[Begin Data extract]

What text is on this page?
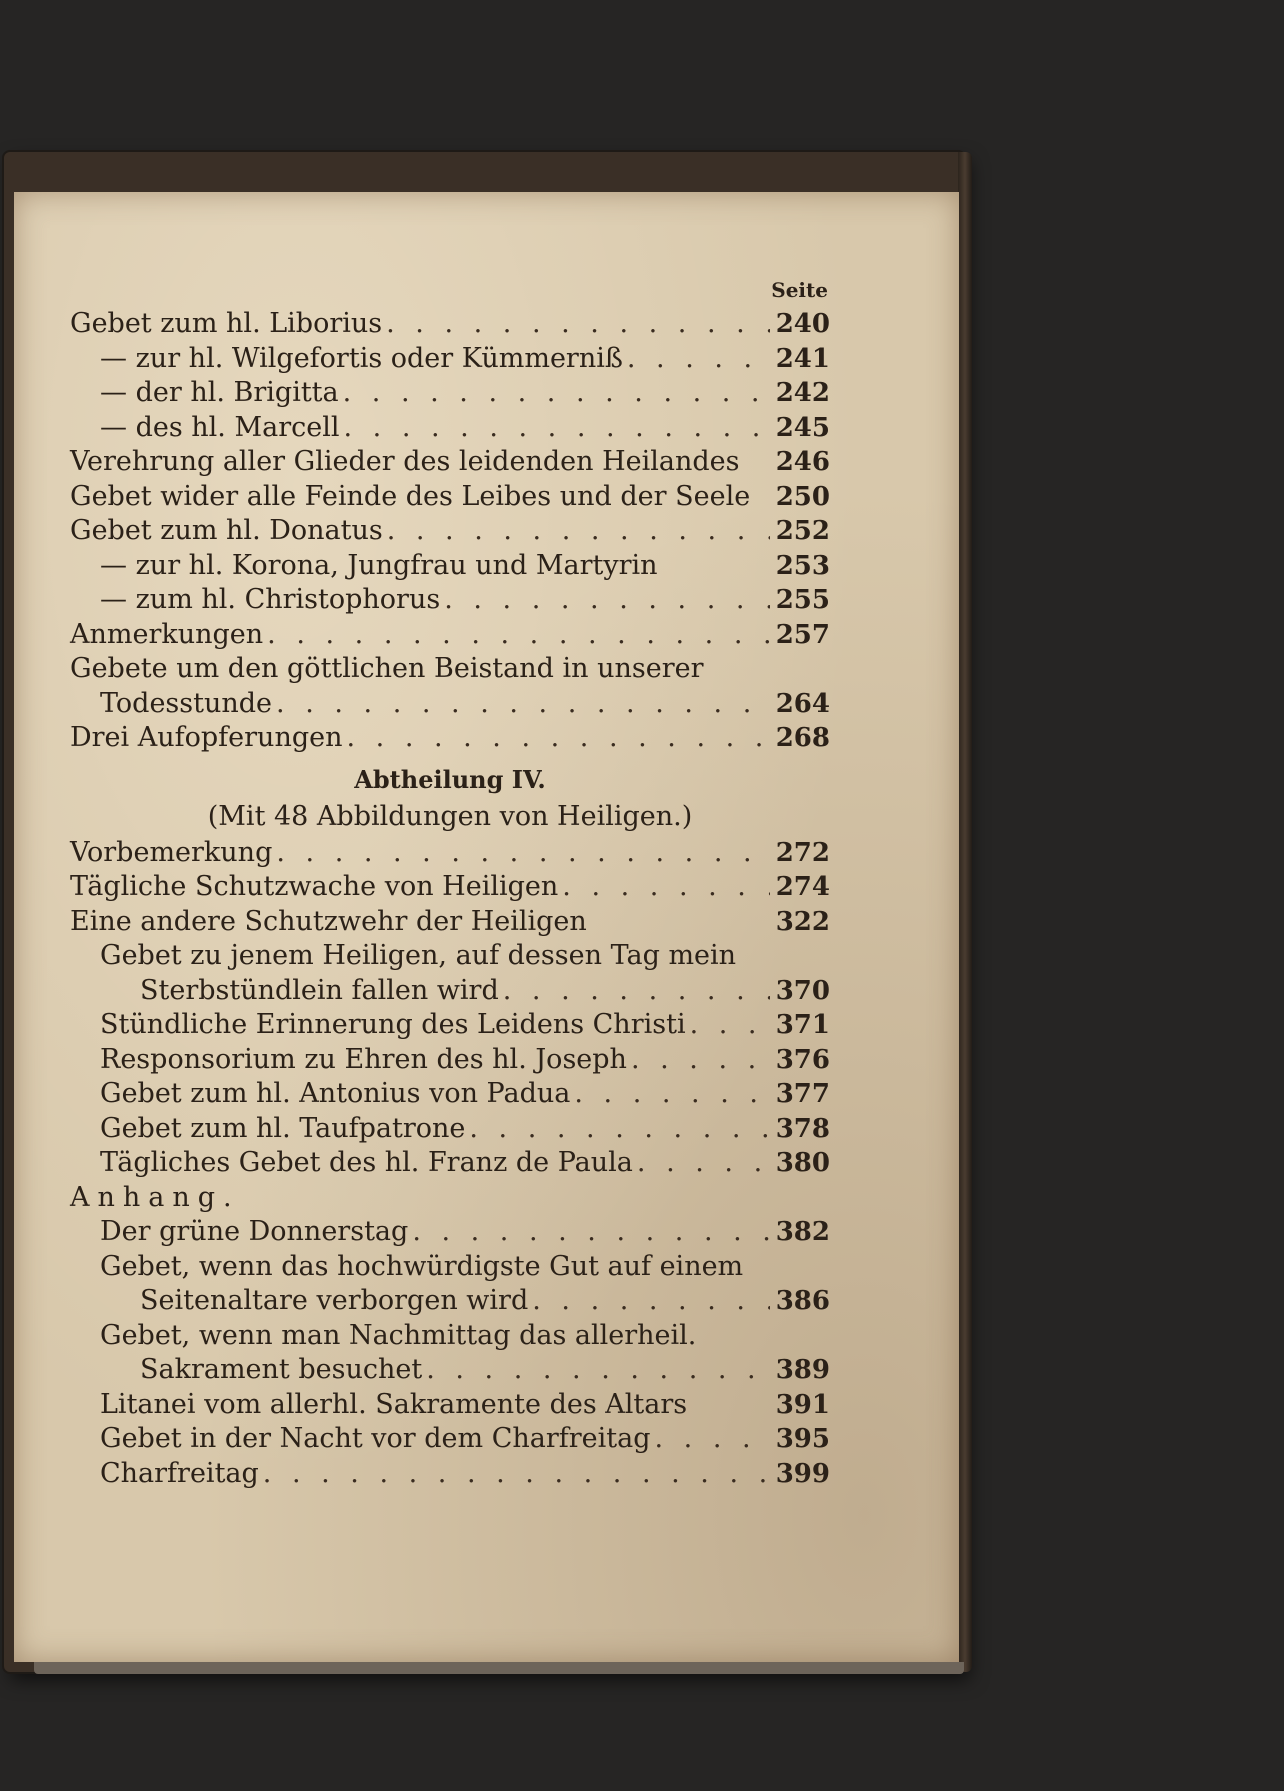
Seite
Gebet zum hl. Liborius . . .	240
— zur hl. Wilgefortis oder Kümmerniß . . .	241
— der hl. Brigitta . . .	242
— des hl. Marcell . . .	245
Verehrung aller Glieder des leidenden Heilandes 246
Gebet wider alle Feinde des Leibes und der Seele 250
Gebet zum hl. Donatus . . .	252
— zur hl. Korona, Jungfrau und Martyrin	253
— zum hl. Christophorus . . .	255
Anmerkungen . . .	257
Gebete um den göttlichen Beistand in unserer
Todesstunde . . .	264
Drei Aufopferungen . . .	268
Abtheilung IV.
(Mit 48 Abbildungen von Heiligen.)
Vorbemerkung . . .	272
Tägliche Schutzwache von Heiligen . . .	274
Eine andere Schutzwehr der Heiligen	322
Gebet zu jenem Heiligen, auf dessen Tag mein
Sterbstündlein fallen wird . . .	370
Stündliche Erinnerung des Leidens Christi . . .	371
Responsorium zu Ehren des hl. Joseph . . .	376
Gebet zum hl. Antonius von Padua . . .	377
Gebet zum hl. Taufpatrone . . .	378
Tägliches Gebet des hl. Franz de Paula . . .	380
Anhang.
Der grüne Donnerstag . . .	382
Gebet, wenn das hochwürdigste Gut auf einem
Seitenaltare verborgen wird . . .	386
Gebet, wenn man Nachmittag das allerheil.
Sakrament besuchet . . .	389
Litanei vom allerhl. Sakramente des Altars	391
Gebet in der Nacht vor dem Charfreitag . . .	395
Charfreitag . . .	399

[End Data extract]

* [Work to do]
Copy the data exactly. Any picture it contains is to be omitted.

* [Output below]
What text is on this page?
Seite
Gebet zum hl. Liborius . . .	240
— zur hl. Wilgefortis oder Kümmerniß . . .	241
— der hl. Brigitta . . .	242
— des hl. Marcell . . .	245
Verehrung aller Glieder des leidenden Heilandes 246
Gebet wider alle Feinde des Leibes und der Seele 250
Gebet zum hl. Donatus . . .	252
— zur hl. Korona, Jungfrau und Martyrin	253
— zum hl. Christophorus . . .	255
Anmerkungen . . .	257
Gebete um den göttlichen Beistand in unserer
Todesstunde . . .	264
Drei Aufopferungen . . .	268
Abtheilung IV.
(Mit 48 Abbildungen von Heiligen.)
Vorbemerkung . . .	272
Tägliche Schutzwache von Heiligen . . .	274
Eine andere Schutzwehr der Heiligen	322
Gebet zu jenem Heiligen, auf dessen Tag mein
Sterbstündlein fallen wird . . .	370
Stündliche Erinnerung des Leidens Christi . . .	371
Responsorium zu Ehren des hl. Joseph . . .	376
Gebet zum hl. Antonius von Padua . . .	377
Gebet zum hl. Taufpatrone . . .	378
Tägliches Gebet des hl. Franz de Paula . . .	380
Anhang.
Der grüne Donnerstag . . .	382
Gebet, wenn das hochwürdigste Gut auf einem
Seitenaltare verborgen wird . . .	386
Gebet, wenn man Nachmittag das allerheil.
Sakrament besuchet . . .	389
Litanei vom allerhl. Sakramente des Altars	391
Gebet in der Nacht vor dem Charfreitag . . .	395
Charfreitag . . .	399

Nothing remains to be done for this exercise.